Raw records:
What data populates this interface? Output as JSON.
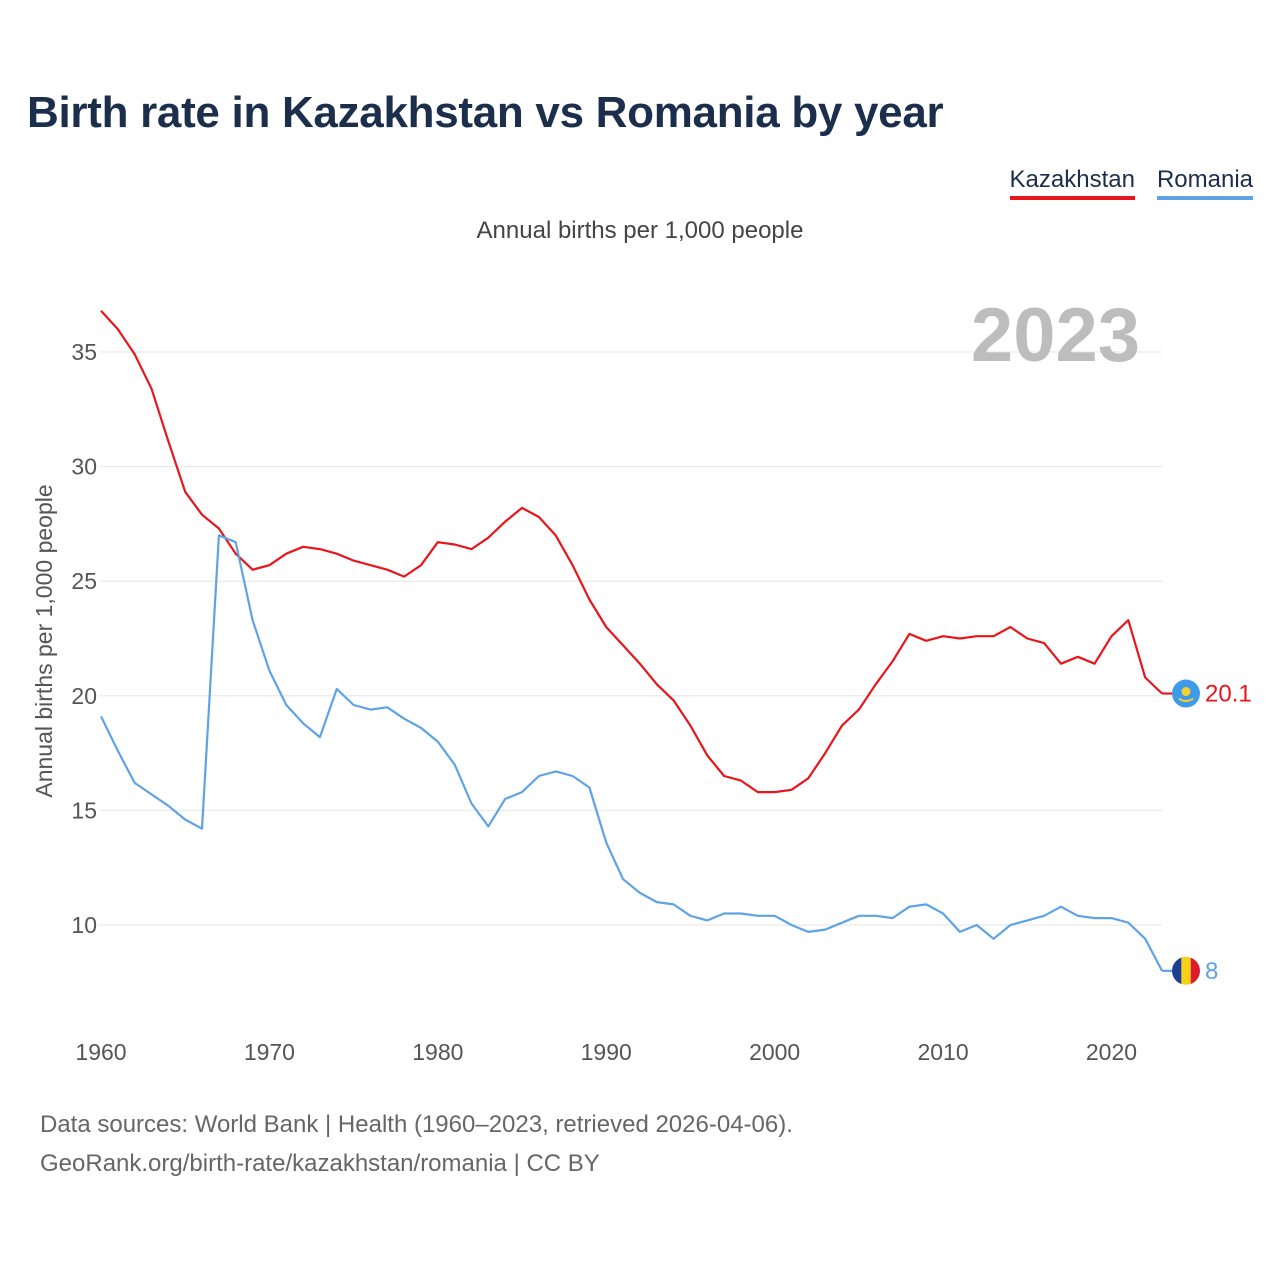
{
  "title": "Birth rate in Kazakhstan vs Romania by year",
  "subtitle": "Annual births per 1,000 people",
  "legend": [
    {
      "label": "Kazakhstan",
      "color": "#e8161b"
    },
    {
      "label": "Romania",
      "color": "#5ea3e6"
    }
  ],
  "footer": {
    "line1": "Data sources: World Bank | Health (1960–2023, retrieved 2026-04-06).",
    "line2": "GeoRank.org/birth-rate/kazakhstan/romania | CC BY"
  },
  "chart_data": {
    "type": "line",
    "title": "Birth rate in Kazakhstan vs Romania by year",
    "ylabel": "Annual births per 1,000 people",
    "xlabel": "",
    "year_label": "2023",
    "xlim": [
      1960,
      2023
    ],
    "ylim": [
      6.5,
      38
    ],
    "x_ticks": [
      1960,
      1970,
      1980,
      1990,
      2000,
      2010,
      2020
    ],
    "y_ticks": [
      10,
      15,
      20,
      25,
      30,
      35
    ],
    "grid": true,
    "x": [
      1960,
      1961,
      1962,
      1963,
      1964,
      1965,
      1966,
      1967,
      1968,
      1969,
      1970,
      1971,
      1972,
      1973,
      1974,
      1975,
      1976,
      1977,
      1978,
      1979,
      1980,
      1981,
      1982,
      1983,
      1984,
      1985,
      1986,
      1987,
      1988,
      1989,
      1990,
      1991,
      1992,
      1993,
      1994,
      1995,
      1996,
      1997,
      1998,
      1999,
      2000,
      2001,
      2002,
      2003,
      2004,
      2005,
      2006,
      2007,
      2008,
      2009,
      2010,
      2011,
      2012,
      2013,
      2014,
      2015,
      2016,
      2017,
      2018,
      2019,
      2020,
      2021,
      2022,
      2023
    ],
    "series": [
      {
        "name": "Kazakhstan",
        "color": "#e8161b",
        "end_label": "20.1",
        "values": [
          36.8,
          36.0,
          34.9,
          33.4,
          31.1,
          28.9,
          27.9,
          27.3,
          26.2,
          25.5,
          25.7,
          26.2,
          26.5,
          26.4,
          26.2,
          25.9,
          25.7,
          25.5,
          25.2,
          25.7,
          26.7,
          26.6,
          26.4,
          26.9,
          27.6,
          28.2,
          27.8,
          27.0,
          25.7,
          24.2,
          23.0,
          22.2,
          21.4,
          20.5,
          19.8,
          18.7,
          17.4,
          16.5,
          16.3,
          15.8,
          15.8,
          15.9,
          16.4,
          17.5,
          18.7,
          19.4,
          20.5,
          21.5,
          22.7,
          22.4,
          22.6,
          22.5,
          22.6,
          22.6,
          23.0,
          22.5,
          22.3,
          21.4,
          21.7,
          21.4,
          22.6,
          23.3,
          20.8,
          20.1
        ]
      },
      {
        "name": "Romania",
        "color": "#5ea3e6",
        "end_label": "8",
        "values": [
          19.1,
          17.6,
          16.2,
          15.7,
          15.2,
          14.6,
          14.2,
          27.0,
          26.7,
          23.3,
          21.1,
          19.6,
          18.8,
          18.2,
          20.3,
          19.6,
          19.4,
          19.5,
          19.0,
          18.6,
          18.0,
          17.0,
          15.3,
          14.3,
          15.5,
          15.8,
          16.5,
          16.7,
          16.5,
          16.0,
          13.6,
          12.0,
          11.4,
          11.0,
          10.9,
          10.4,
          10.2,
          10.5,
          10.5,
          10.4,
          10.4,
          10.0,
          9.7,
          9.8,
          10.1,
          10.4,
          10.4,
          10.3,
          10.8,
          10.9,
          10.5,
          9.7,
          10.0,
          9.4,
          10.0,
          10.2,
          10.4,
          10.8,
          10.4,
          10.3,
          10.3,
          10.1,
          9.4,
          8.0
        ]
      }
    ]
  }
}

## Goal
Only a number is needed: how many lines of the material above contain "Annual"?

## Exercise output
2